[Opening DOCUMENT TEXT section]

Showing posts with label Max Clifford. Show all posts
Showing posts with label Max Clifford. Show all posts

Sealed With A Click




‘So,’ says the very kind photographer. ‘I can use this lens to take soft-focus pictures, or this lens to make you look thinner.’

Urgh. The reality of this book-publicising business is hitting home. My novel, The Making of Her, will be published in April. My marketing efforts have resulted in a local magazine requesting a Q & A interview and a ‘good photograph’. The interview I can manage. The photograph, not. So a friend introduced me to another friend, and here I am with Jon Leavins, a delightful man who has courageously offered to commit my image to pixels. Little does he know that photographs generally feature me with a) eyes clamped shut and mouth wide open in a ghastly chasm or b) looking stern, angst-ridden and wistful (aka very, very old indeed).

[Closing DOCUMENT TEXT section]
[Opening GIVEN INFORMATION section]

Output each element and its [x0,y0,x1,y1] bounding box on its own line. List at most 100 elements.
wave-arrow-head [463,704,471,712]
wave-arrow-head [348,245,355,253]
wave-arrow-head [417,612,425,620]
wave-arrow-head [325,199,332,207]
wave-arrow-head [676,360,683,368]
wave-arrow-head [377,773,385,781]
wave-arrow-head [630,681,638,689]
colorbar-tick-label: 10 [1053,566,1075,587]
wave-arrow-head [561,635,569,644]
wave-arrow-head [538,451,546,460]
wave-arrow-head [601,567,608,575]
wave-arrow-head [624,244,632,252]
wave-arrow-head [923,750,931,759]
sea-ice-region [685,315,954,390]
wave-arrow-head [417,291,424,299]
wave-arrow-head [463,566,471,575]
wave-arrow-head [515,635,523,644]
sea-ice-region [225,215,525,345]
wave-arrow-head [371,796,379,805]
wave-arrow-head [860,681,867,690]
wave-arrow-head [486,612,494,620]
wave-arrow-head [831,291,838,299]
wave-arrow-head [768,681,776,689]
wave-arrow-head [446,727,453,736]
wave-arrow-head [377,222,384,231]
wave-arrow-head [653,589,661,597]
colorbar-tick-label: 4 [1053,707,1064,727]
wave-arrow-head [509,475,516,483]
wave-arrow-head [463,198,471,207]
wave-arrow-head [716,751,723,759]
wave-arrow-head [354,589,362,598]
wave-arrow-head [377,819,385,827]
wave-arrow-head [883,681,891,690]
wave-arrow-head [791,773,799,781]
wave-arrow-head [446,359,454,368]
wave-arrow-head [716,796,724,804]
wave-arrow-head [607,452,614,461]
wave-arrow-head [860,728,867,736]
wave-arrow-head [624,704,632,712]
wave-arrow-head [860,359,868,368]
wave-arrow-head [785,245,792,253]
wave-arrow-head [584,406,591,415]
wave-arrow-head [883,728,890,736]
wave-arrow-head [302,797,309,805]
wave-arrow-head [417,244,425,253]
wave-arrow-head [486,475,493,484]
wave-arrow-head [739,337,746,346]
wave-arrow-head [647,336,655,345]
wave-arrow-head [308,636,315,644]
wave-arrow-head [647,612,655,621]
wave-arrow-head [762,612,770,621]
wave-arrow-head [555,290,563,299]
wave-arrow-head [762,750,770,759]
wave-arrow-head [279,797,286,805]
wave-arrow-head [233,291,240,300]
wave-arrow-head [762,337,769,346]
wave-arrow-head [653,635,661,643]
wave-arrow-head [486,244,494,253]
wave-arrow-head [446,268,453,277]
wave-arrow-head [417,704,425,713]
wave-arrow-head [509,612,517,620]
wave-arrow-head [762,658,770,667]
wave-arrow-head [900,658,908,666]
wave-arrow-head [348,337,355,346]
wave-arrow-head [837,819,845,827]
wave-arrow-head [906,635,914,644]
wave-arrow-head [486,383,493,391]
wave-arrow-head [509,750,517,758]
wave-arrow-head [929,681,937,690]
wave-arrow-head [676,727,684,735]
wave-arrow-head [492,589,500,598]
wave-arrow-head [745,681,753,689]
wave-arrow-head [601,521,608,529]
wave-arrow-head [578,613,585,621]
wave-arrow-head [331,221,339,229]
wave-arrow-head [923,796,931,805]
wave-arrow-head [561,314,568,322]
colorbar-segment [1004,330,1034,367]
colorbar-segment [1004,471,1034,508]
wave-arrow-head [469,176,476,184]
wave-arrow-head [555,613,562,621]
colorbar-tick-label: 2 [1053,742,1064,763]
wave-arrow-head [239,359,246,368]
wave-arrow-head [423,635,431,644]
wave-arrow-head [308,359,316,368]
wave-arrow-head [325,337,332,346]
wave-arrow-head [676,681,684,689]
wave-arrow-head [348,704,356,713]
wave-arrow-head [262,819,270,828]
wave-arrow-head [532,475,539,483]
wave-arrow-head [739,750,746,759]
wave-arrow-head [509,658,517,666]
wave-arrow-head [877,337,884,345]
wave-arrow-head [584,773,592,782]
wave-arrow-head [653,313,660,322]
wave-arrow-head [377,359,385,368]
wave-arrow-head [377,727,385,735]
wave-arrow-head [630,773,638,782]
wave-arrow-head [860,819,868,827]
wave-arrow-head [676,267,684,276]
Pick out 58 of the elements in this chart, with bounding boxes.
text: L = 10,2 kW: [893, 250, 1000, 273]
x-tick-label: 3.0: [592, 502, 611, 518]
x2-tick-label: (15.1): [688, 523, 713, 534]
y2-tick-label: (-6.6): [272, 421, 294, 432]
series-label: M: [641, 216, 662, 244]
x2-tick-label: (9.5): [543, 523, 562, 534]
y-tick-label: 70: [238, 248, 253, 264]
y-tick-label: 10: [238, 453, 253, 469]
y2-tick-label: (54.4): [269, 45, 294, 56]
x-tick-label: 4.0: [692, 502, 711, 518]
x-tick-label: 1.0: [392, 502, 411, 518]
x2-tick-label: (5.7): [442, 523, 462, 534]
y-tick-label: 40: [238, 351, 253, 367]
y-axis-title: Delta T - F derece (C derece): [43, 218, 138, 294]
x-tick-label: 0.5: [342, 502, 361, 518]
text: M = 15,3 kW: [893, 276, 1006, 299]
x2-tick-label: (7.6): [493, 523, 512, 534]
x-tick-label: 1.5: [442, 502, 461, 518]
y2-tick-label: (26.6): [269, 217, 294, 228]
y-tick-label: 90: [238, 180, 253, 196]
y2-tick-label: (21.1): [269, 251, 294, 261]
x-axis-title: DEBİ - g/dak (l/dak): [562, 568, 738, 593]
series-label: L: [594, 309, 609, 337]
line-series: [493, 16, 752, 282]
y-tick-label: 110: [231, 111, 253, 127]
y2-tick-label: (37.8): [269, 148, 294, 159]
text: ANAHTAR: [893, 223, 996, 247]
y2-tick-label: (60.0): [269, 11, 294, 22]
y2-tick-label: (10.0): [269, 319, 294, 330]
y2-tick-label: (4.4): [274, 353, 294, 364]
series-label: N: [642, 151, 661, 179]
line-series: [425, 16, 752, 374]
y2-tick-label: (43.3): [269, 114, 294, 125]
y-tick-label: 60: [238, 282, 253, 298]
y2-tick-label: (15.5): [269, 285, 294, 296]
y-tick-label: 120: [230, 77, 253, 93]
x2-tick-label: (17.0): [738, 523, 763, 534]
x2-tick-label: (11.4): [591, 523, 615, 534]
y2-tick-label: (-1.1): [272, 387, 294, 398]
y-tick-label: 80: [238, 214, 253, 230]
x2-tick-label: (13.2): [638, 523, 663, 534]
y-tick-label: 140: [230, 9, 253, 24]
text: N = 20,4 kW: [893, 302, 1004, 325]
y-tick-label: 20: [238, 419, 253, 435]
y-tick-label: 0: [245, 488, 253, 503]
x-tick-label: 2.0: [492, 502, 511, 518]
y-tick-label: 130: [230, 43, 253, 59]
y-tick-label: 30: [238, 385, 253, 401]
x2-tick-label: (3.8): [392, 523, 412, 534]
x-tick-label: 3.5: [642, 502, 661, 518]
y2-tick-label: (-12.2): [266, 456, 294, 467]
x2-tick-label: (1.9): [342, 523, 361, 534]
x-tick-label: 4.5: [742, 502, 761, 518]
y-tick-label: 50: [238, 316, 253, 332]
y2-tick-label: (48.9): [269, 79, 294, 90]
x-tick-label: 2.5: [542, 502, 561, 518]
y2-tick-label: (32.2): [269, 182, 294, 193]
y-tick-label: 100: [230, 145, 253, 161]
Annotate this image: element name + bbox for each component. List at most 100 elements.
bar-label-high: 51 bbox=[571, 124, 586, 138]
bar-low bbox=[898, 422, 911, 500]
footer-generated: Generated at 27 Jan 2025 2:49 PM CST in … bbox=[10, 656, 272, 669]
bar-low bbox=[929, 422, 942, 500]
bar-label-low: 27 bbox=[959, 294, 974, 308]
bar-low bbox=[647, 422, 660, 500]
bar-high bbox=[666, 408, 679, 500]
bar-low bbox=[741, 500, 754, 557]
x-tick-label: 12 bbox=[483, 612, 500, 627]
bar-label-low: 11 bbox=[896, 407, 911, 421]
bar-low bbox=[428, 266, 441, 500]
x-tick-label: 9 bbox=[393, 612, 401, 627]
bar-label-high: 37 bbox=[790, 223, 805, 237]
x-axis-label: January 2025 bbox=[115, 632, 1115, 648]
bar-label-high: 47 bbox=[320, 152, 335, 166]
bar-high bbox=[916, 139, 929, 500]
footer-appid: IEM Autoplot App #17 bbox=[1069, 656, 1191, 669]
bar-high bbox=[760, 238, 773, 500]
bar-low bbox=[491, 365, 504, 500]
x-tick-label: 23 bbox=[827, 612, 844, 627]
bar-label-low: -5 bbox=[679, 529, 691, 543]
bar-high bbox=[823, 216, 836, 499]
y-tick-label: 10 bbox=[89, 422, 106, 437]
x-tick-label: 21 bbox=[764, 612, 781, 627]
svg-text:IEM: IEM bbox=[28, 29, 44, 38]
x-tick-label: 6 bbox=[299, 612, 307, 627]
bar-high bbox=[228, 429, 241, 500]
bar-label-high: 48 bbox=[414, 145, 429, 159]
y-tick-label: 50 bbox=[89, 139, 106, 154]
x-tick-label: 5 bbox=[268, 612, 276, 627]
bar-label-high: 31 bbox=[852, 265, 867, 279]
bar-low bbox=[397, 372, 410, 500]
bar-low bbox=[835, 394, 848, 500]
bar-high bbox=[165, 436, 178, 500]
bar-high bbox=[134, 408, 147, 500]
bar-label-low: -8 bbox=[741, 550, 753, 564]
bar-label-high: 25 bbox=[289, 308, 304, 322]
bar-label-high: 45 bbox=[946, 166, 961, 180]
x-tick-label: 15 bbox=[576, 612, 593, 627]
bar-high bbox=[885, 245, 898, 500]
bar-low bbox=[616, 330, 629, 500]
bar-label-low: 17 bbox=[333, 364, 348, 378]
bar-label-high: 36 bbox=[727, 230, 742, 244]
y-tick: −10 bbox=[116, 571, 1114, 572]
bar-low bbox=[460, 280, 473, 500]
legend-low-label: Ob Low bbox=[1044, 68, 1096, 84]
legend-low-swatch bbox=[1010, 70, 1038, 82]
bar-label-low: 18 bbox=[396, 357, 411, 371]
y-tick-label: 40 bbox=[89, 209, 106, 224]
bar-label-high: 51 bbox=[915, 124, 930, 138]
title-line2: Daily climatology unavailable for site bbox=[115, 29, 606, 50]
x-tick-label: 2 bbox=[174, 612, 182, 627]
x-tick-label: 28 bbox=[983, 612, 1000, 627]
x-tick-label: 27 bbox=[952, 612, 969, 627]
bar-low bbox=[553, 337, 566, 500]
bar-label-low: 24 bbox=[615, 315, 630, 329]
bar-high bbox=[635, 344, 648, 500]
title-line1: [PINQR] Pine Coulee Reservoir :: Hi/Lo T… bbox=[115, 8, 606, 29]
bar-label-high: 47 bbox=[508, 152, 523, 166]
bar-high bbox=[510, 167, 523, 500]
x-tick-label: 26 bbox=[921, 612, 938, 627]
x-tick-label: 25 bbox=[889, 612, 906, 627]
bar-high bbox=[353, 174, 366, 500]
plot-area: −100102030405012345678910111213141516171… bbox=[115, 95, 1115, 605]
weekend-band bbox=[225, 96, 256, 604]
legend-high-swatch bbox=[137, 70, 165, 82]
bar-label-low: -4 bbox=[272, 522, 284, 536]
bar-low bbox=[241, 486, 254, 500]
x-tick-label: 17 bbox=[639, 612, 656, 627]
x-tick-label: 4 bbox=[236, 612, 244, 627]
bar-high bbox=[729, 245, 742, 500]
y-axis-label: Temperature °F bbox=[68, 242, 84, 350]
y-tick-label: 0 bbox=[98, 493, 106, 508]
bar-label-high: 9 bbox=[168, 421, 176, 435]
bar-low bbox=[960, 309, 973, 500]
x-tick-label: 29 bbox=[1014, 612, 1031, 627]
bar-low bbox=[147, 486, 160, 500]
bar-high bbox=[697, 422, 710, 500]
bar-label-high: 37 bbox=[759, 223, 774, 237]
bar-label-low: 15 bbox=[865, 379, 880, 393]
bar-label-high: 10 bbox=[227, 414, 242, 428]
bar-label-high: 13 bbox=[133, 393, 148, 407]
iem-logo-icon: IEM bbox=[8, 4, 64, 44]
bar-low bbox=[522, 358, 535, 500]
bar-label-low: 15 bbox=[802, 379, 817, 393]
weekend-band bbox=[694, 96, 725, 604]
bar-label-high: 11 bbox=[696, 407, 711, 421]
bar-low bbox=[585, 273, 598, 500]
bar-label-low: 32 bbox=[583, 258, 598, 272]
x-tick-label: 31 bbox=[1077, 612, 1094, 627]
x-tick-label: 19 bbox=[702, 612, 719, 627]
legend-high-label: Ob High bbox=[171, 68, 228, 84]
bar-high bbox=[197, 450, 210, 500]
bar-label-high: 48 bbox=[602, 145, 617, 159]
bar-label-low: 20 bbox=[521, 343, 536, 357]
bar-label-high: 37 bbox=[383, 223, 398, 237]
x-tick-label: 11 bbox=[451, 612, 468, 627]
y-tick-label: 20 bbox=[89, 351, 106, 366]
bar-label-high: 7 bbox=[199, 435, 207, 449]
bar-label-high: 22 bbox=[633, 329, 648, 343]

[Closing GIVEN INFORMATION section]

◆ **ASSIGNED TASK A**:
Answer these questions from the post "Sealed With A Click":
(i) According to the photographer, what is the second lens for?
(ii) In what month will the novel be published?
(iii) What did the local magazine request?
◆ **ASSIGNED TASK B**:
Translate this sentence from the post "Sealed With A Click" into Spanish: "My novel, The Making of Her, will be published in April."

◆ **WRITTEN ANSWER A**:
(i) To make the subject look thinner.
(ii) April.
(iii) A Q & A interview and a "good photograph."

◆ **WRITTEN ANSWER B**:
Mi novela, The Making of Her, se publicará en abril.